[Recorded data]
####################
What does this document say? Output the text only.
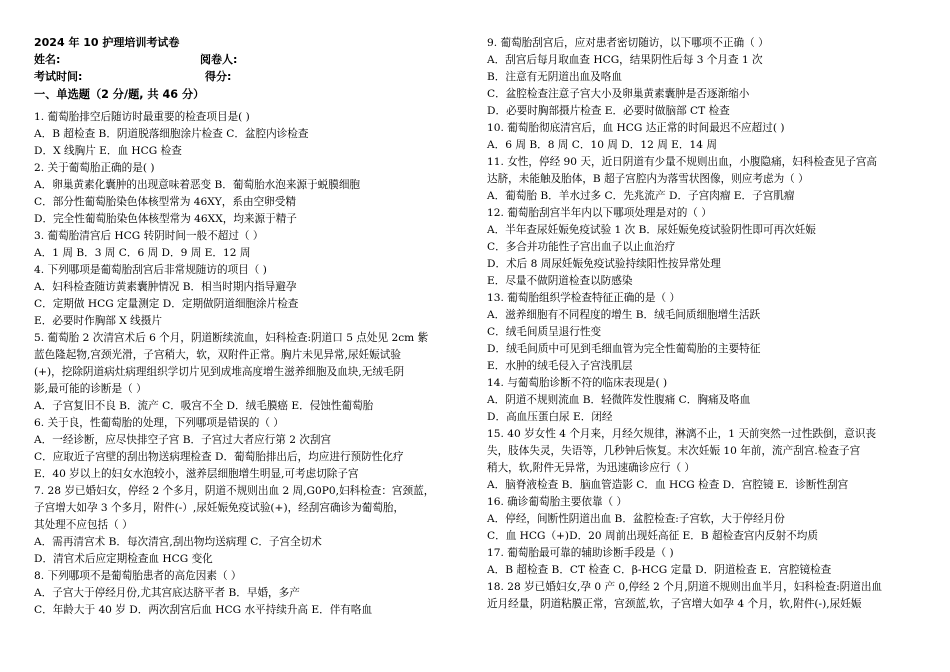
2024 年 10 护理培训考试卷
姓名:	阅卷人:
考试时间:	得分:
一、单选题（2 分/题, 共 46 分）
1. 葡萄胎排空后随访时最重要的检查项目是( )
A．B 超检查 B．阴道脱落细胞涂片检查 C．盆腔内诊检查
D．X 线胸片 E．血 HCG 检查
2. 关于葡萄胎正确的是( )
A．卵巢黄素化囊肿的出现意味着恶变 B．葡萄胎水泡来源于蜕膜细胞
C．部分性葡萄胎染色体核型常为 46XY，系由空卵受精
D．完全性葡萄胎染色体核型常为 46XX，均来源于精子
3. 葡萄胎清宫后 HCG 转阴时间一般不超过（ ）
A．1 周 B．3 周 C．6 周 D．9 周 E．12 周
4. 下列哪项是葡萄胎刮宫后非常规随访的项目（ )
A．妇科检查随访黄素囊肿情况 B．相当时期内指导避孕
C．定期做 HCG 定量测定 D．定期做阴道细胞涂片检查
E．必要时作胸部 X 线摄片
5. 葡萄胎 2 次清宫术后 6 个月，阴道断续流血，妇科检查:阴道口 5 点处见 2cm 紫
蓝色隆起物,宫颈光滑，子宫稍大，软，双附件正常。胸片未见异常,尿妊娠试验
(+)，挖除阴道病灶病理组织学切片见到成堆高度增生滋养细胞及血块,无绒毛阴
影,最可能的诊断是（ ）
A．子宫复旧不良 B．流产 C．吸宫不全 D．绒毛膜癌 E．侵蚀性葡萄胎
6. 关于良，性葡萄胎的处理，下列哪项是错误的（ ）
A．一经诊断，应尽快排空子宫 B．子宫过大者应行第 2 次刮宫
C．应取近子宫壁的刮出物送病理检查 D．葡萄胎排出后，均应进行预防性化疗
E．40 岁以上的妇女水泡较小，滋养层细胞增生明显,可考虑切除子宫
7. 28 岁已婚妇女，停经 2 个多月，阴道不规则出血 2 周,G0P0,妇科检查：宫颈蓝，
子宫增大如孕 3 个多月，附件(-）,尿妊娠免疫试验(+)，经刮宫确诊为葡萄胎，
其处理不应包括（ ）
A．需再清宫术 B．每次清宫,刮出物均送病理 C．子宫全切术
D．清官术后应定期检查血 HCG 变化
8. 下列哪项不是葡萄胎患者的高危因素（ ）
A．子宫大于停经月份,尤其宫底达脐平者 B．早婚，多产
C．年龄大于 40 岁 D．两次刮宫后血 HCG 水平持续升高 E．伴有咯血
9. 葡萄胎刮宫后，应对患者密切随访，以下哪项不正确（ ）
A．刮宫后每月取血查 HCG，结果阴性后每 3 个月查 1 次
B．注意有无阴道出血及咯血
C．盆腔检查注意子宫大小及卵巢黄素囊肿是否逐渐缩小
D．必要时胸部摄片检查 E．必要时做脑部 CT 检查
10. 葡萄胎彻底清宫后，血 HCG 达正常的时间最迟不应超过( )
A．6 周 B．8 周 C．10 周 D．12 周 E．14 周
11. 女性，停经 90 天，近日阴道有少量不规则出血，小腹隐痛，妇科检查见子宫高
达脐，未能触及胎体，B 超子宫腔内为落雪状图像，则应考虑为（ ）
A．葡萄胎 B．羊水过多 C．先兆流产 D．子宫肉瘤 E．子宫肌瘤
12. 葡萄胎刮宫半年内以下哪项处理是对的（ ）
A．半年查尿妊娠免疫试验 1 次 B．尿妊娠免疫试验阴性即可再次妊娠
C．多合并功能性子宫出血子以止血治疗
D．术后 8 周尿妊娠免疫试验持续阳性按异常处理
E．尽量不做阴道检查以防感染
13. 葡萄胎组织学检查特征正确的是（ ）
A．滋养细胞有不同程度的增生 B．绒毛间质细胞增生活跃
C．绒毛间质呈退行性变
D．绒毛间质中可见到毛细血管为完全性葡萄胎的主要特征
E．水肿的绒毛侵入子宫浅肌层
14. 与葡萄胎诊断不符的临床表现是( )
A．阴道不规则流血 B．轻微阵发性腹痛 C．胸痛及咯血
D．高血压蛋白尿 E．闭经
15. 40 岁女性 4 个月来，月经欠规律，淋漓不止，1 天前突然一过性跌倒，意识丧
失，肢体失灵，失语等，几秒钟后恢复。末次妊娠 10 年前，流产刮宫.检查子宫
稍大，软,附件无异常，为迅速确诊应行（ ）
A．脑脊液检查 B．脑血管造影 C．血 HCG 检查 D．宫腔镜 E．诊断性刮宫
16. 确诊葡萄胎主要依靠（ ）
A．停经，间断性阴道出血 B．盆腔检查:子宫软，大于停经月份
C．血 HCG（+)D．20 周前出现妊高征 E．B 超检查宫内反射不均质
17. 葡萄胎最可靠的辅助诊断手段是（ )
A．B 超检查 B．CT 检查 C．β-HCG 定量 D．阴道检查 E．宫腔镜检查
18. 28 岁已婚妇女,孕 0 产 0,停经 2 个月,阴道不规则出血半月，妇科检查:阴道出血
近月经量，阴道粘膜正常，宫颈蓝,软，子宫增大如孕 4 个月，软,附件(-),尿妊娠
####################
YOUR GOAL:
Search the entries for the word "岁已婚妇女", then gather every line that has it.

SOLVED EXERCISE:
7. 28 岁已婚妇女，停经 2 个多月，阴道不规则出血 2 周,G0P0,妇科检查：宫颈蓝，
18. 28 岁已婚妇女,孕 0 产 0,停经 2 个月,阴道不规则出血半月，妇科检查:阴道出血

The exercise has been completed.